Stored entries

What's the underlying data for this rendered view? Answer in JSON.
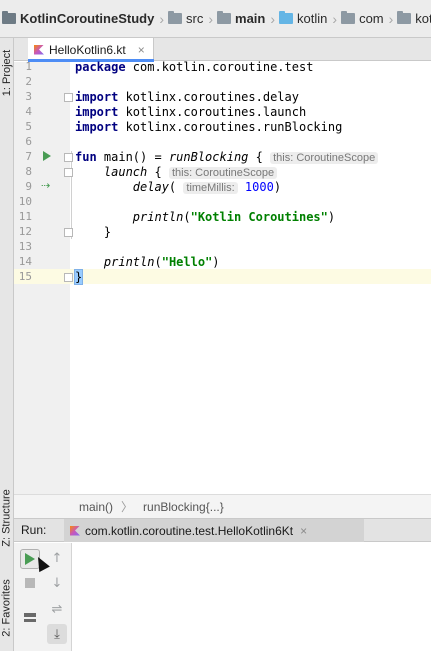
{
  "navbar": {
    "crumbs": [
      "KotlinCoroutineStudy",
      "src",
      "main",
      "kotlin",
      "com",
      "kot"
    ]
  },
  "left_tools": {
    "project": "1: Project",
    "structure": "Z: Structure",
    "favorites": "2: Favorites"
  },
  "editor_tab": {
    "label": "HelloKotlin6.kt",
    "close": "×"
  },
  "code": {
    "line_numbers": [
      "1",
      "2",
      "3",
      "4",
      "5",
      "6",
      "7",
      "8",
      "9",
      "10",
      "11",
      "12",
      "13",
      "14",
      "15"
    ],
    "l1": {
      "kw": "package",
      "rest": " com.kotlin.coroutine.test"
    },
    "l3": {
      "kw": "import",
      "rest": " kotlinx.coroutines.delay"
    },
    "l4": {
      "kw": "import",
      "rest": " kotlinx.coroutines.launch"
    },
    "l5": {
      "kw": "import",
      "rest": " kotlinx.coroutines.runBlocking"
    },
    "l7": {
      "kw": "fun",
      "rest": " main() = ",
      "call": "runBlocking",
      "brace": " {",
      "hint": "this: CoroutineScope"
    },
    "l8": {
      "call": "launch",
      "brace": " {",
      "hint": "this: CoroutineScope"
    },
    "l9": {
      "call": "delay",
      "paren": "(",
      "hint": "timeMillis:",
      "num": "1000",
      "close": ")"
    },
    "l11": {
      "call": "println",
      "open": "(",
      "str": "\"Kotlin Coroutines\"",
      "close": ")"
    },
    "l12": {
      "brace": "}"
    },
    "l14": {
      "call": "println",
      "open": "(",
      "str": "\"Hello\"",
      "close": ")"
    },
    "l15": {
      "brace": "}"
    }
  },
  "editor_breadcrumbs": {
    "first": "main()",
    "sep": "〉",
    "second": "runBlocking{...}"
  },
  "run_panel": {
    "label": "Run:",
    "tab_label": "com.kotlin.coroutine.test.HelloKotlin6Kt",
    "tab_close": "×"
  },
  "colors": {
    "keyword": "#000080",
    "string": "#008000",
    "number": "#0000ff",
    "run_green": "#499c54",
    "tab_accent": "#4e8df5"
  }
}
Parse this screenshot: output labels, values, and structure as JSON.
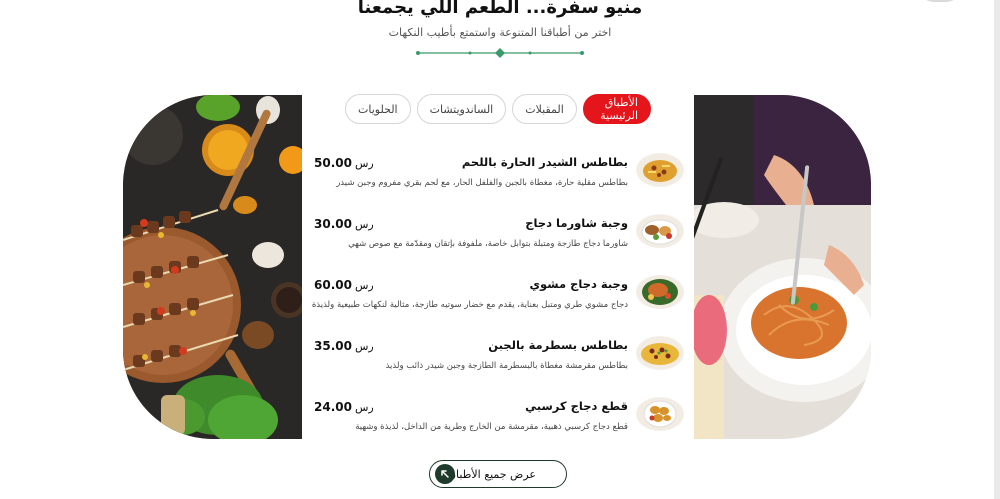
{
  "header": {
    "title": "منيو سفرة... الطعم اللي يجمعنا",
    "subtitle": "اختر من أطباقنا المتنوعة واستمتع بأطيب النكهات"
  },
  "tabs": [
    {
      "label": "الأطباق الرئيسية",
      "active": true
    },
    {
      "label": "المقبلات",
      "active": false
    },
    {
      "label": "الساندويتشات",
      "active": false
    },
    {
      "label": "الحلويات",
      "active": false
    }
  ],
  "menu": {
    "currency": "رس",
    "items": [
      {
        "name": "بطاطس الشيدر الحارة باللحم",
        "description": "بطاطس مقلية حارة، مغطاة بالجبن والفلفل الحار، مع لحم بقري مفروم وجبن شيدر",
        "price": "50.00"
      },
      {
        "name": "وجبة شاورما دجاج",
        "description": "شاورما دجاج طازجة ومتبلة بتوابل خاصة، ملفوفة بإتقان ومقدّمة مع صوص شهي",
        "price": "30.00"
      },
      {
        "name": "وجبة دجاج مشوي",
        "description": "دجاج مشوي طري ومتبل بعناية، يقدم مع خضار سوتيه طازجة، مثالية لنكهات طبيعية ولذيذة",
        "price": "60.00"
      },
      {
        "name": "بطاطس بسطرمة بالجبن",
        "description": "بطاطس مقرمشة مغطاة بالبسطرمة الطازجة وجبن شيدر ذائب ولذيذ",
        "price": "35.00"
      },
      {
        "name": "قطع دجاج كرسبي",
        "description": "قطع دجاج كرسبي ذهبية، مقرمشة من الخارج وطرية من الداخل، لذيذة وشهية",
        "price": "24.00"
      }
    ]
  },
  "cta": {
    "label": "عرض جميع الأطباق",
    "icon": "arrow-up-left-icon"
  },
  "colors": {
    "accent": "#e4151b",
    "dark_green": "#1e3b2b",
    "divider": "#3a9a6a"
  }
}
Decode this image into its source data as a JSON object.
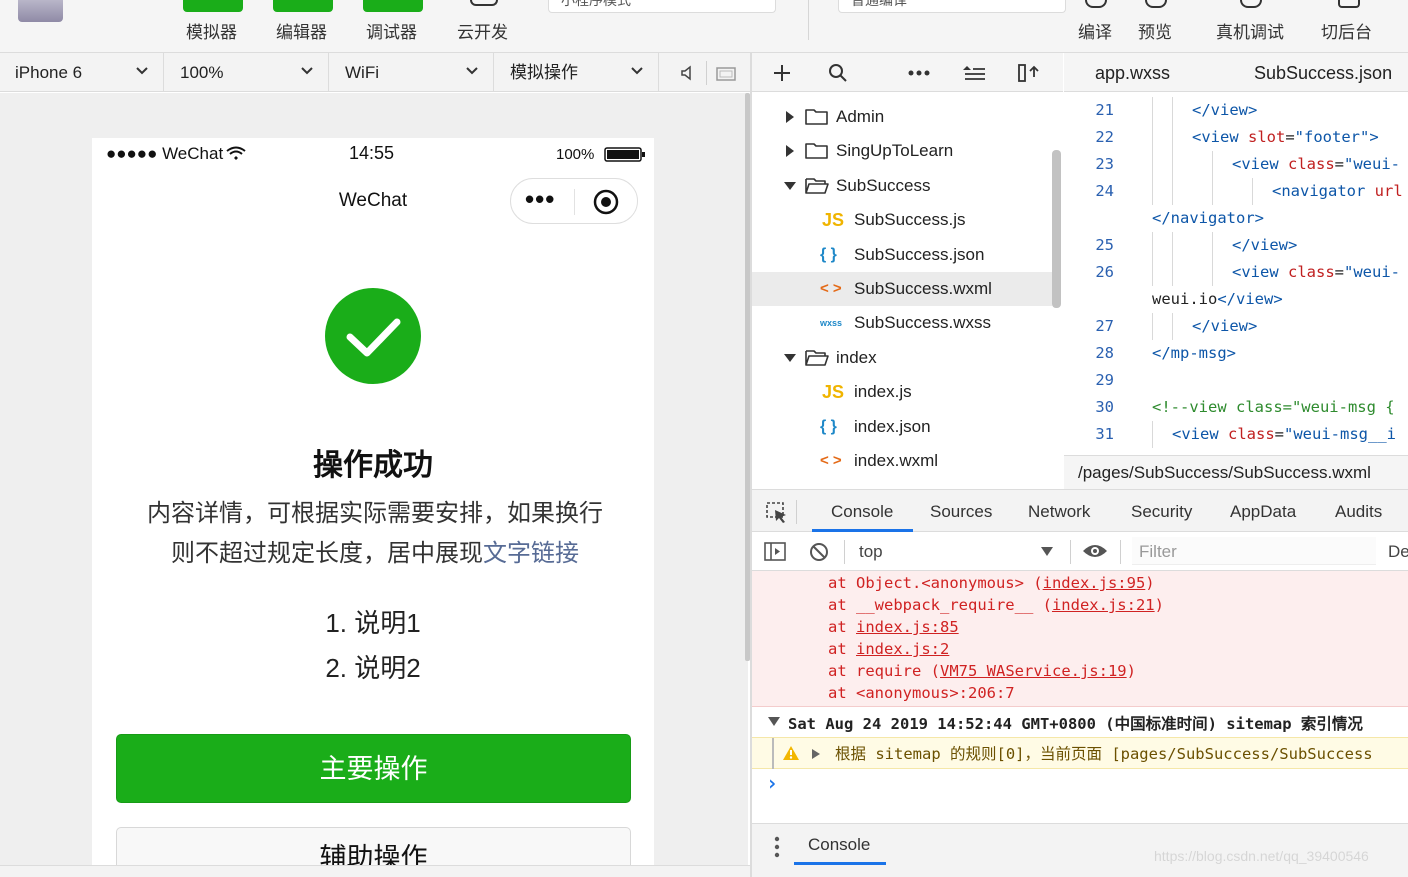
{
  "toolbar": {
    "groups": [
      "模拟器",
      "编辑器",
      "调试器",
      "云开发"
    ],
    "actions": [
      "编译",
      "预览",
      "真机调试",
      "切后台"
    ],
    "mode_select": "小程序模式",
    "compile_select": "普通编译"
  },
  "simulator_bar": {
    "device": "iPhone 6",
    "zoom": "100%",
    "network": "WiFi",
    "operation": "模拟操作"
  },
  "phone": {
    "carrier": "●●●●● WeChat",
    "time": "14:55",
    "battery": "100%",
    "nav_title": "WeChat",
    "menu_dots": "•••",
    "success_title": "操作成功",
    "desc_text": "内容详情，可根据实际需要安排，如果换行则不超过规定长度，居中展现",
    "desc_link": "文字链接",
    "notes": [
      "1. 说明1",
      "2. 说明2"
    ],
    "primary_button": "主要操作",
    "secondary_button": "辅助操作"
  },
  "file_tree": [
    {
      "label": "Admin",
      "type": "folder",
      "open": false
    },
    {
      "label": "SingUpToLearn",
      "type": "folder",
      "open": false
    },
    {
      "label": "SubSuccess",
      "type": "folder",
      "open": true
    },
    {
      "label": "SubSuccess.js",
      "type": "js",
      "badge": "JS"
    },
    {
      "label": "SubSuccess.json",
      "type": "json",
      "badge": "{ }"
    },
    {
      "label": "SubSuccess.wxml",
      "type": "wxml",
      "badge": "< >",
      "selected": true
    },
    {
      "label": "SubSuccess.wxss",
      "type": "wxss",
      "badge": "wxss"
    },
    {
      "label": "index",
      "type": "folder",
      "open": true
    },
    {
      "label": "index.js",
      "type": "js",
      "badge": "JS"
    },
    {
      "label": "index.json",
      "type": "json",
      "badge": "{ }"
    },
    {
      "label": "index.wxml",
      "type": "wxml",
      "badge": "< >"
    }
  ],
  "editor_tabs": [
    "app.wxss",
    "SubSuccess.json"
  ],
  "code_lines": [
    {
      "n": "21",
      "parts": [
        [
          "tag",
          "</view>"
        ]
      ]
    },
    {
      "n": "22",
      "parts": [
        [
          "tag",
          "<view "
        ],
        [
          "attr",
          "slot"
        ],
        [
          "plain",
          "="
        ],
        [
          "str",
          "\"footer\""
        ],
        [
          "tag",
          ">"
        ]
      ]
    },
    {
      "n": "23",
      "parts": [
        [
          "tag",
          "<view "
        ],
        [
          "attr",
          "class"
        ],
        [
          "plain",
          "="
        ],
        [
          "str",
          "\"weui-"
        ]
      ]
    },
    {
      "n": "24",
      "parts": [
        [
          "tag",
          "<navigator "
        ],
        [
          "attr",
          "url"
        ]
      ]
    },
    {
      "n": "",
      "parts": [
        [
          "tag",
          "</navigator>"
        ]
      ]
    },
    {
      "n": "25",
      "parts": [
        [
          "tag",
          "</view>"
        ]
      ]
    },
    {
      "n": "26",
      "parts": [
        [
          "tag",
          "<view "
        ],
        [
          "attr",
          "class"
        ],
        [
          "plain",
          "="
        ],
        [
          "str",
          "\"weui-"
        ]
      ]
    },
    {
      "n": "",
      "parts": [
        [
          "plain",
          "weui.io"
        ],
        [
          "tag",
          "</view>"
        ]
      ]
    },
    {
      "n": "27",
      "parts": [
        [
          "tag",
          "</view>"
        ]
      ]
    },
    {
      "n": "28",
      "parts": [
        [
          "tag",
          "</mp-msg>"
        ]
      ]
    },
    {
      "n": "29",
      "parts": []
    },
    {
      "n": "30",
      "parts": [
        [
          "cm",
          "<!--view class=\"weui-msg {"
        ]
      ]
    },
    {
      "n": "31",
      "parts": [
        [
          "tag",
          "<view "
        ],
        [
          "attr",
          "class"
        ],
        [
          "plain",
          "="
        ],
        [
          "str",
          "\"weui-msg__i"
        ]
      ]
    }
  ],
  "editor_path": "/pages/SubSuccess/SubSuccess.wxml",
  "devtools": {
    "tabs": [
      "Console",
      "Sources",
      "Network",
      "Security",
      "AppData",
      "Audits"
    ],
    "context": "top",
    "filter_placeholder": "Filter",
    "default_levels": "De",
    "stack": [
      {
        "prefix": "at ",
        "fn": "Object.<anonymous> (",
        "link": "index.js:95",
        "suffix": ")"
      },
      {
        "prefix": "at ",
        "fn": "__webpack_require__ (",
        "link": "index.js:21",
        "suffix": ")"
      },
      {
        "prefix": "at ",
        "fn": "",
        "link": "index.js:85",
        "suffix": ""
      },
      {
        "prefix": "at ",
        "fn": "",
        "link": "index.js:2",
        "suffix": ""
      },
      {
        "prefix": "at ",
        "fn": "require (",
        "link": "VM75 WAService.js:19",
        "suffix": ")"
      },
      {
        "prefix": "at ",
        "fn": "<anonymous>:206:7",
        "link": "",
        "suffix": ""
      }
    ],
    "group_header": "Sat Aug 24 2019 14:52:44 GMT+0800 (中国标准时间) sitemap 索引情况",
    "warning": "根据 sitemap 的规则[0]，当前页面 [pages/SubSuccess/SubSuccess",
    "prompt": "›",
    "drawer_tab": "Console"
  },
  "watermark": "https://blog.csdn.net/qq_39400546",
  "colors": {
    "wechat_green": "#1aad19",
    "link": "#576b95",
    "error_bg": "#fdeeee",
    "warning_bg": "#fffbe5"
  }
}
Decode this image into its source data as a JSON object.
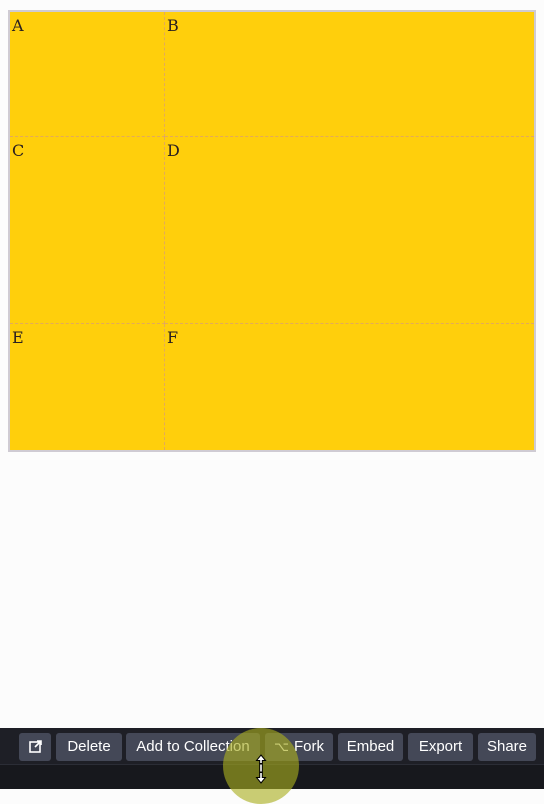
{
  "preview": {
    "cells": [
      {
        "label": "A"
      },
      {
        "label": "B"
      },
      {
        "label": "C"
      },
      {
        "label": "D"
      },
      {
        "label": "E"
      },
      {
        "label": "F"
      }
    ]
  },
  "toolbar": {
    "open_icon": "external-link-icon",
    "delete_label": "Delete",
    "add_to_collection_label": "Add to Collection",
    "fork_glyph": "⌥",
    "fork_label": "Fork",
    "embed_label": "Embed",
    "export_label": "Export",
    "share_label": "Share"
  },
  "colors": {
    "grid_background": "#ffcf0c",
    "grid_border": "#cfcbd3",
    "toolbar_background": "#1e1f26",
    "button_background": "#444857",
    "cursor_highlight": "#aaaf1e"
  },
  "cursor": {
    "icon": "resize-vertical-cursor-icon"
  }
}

Work required:
Where a line above includes "test", copy that line.

Exercise result:
      "rest": " com.kotlin.coroutine.test"
    "tab_label": "com.kotlin.coroutine.test.HelloKotlin6Kt",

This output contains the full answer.